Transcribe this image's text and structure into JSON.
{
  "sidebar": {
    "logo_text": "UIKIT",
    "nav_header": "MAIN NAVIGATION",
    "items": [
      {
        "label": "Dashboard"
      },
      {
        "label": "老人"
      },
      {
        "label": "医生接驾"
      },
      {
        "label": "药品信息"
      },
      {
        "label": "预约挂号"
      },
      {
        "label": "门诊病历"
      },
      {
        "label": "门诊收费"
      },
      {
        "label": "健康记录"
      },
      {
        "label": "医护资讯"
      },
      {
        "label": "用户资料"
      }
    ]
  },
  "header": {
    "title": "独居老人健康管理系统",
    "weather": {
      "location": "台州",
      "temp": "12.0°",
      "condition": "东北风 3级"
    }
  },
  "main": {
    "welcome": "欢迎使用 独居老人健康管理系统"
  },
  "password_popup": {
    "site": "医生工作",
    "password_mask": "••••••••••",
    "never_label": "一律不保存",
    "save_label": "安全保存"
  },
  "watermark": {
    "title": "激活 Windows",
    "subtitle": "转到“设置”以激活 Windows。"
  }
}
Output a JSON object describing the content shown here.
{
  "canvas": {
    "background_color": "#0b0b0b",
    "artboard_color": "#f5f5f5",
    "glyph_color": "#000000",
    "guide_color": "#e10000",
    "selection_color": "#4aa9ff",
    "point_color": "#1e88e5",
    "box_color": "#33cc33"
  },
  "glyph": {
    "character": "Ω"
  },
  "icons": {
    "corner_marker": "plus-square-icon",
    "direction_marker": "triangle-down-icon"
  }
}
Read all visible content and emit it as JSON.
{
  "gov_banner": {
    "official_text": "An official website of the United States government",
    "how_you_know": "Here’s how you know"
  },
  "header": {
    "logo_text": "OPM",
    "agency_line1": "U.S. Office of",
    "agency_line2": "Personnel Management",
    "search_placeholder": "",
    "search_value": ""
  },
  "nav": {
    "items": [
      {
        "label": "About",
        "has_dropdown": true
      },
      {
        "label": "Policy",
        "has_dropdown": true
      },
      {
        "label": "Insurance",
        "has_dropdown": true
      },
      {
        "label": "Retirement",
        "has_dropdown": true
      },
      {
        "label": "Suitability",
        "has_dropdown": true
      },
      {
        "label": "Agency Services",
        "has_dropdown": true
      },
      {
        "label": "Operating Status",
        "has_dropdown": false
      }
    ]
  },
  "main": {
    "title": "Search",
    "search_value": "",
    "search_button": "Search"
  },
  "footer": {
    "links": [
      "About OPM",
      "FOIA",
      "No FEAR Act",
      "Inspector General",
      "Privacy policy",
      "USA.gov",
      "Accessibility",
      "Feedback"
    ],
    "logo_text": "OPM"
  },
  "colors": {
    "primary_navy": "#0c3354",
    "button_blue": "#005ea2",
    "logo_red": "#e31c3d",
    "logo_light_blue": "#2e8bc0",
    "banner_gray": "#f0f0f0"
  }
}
- - - - - - -
Return the whole listing exactly.

## Exercise result
Transcribe this image's text and structure into JSON.
{
  "sidebar": {
    "logo_text": "UIKIT",
    "nav_header": "MAIN NAVIGATION",
    "items": [
      {
        "label": "Dashboard"
      },
      {
        "label": "老人"
      },
      {
        "label": "医生接驾"
      },
      {
        "label": "药品信息"
      },
      {
        "label": "预约挂号"
      },
      {
        "label": "门诊病历"
      },
      {
        "label": "门诊收费"
      },
      {
        "label": "健康记录"
      },
      {
        "label": "医护资讯"
      },
      {
        "label": "用户资料"
      }
    ]
  },
  "header": {
    "title": "独居老人健康管理系统",
    "weather": {
      "location": "台州",
      "temp": "12.0°",
      "condition": "东北风 3级"
    }
  },
  "main": {
    "welcome": "欢迎使用 独居老人健康管理系统"
  },
  "password_popup": {
    "site": "医生工作",
    "password_mask": "••••••••••",
    "never_label": "一律不保存",
    "save_label": "安全保存"
  },
  "watermark": {
    "title": "激活 Windows",
    "subtitle": "转到“设置”以激活 Windows。"
  }
}
Output a JSON object describing the content shown here.
{
  "canvas": {
    "background_color": "#0b0b0b",
    "artboard_color": "#f5f5f5",
    "glyph_color": "#000000",
    "guide_color": "#e10000",
    "selection_color": "#4aa9ff",
    "point_color": "#1e88e5",
    "box_color": "#33cc33"
  },
  "glyph": {
    "character": "Ω"
  },
  "icons": {
    "corner_marker": "plus-square-icon",
    "direction_marker": "triangle-down-icon"
  }
}
Read all visible content and emit it as JSON.
{
  "gov_banner": {
    "official_text": "An official website of the United States government",
    "how_you_know": "Here’s how you know"
  },
  "header": {
    "logo_text": "OPM",
    "agency_line1": "U.S. Office of",
    "agency_line2": "Personnel Management",
    "search_placeholder": "",
    "search_value": ""
  },
  "nav": {
    "items": [
      {
        "label": "About",
        "has_dropdown": true
      },
      {
        "label": "Policy",
        "has_dropdown": true
      },
      {
        "label": "Insurance",
        "has_dropdown": true
      },
      {
        "label": "Retirement",
        "has_dropdown": true
      },
      {
        "label": "Suitability",
        "has_dropdown": true
      },
      {
        "label": "Agency Services",
        "has_dropdown": true
      },
      {
        "label": "Operating Status",
        "has_dropdown": false
      }
    ]
  },
  "main": {
    "title": "Search",
    "search_value": "",
    "search_button": "Search"
  },
  "footer": {
    "links": [
      "About OPM",
      "FOIA",
      "No FEAR Act",
      "Inspector General",
      "Privacy policy",
      "USA.gov",
      "Accessibility",
      "Feedback"
    ],
    "logo_text": "OPM"
  },
  "colors": {
    "primary_navy": "#0c3354",
    "button_blue": "#005ea2",
    "logo_red": "#e31c3d",
    "logo_light_blue": "#2e8bc0",
    "banner_gray": "#f0f0f0"
  }
}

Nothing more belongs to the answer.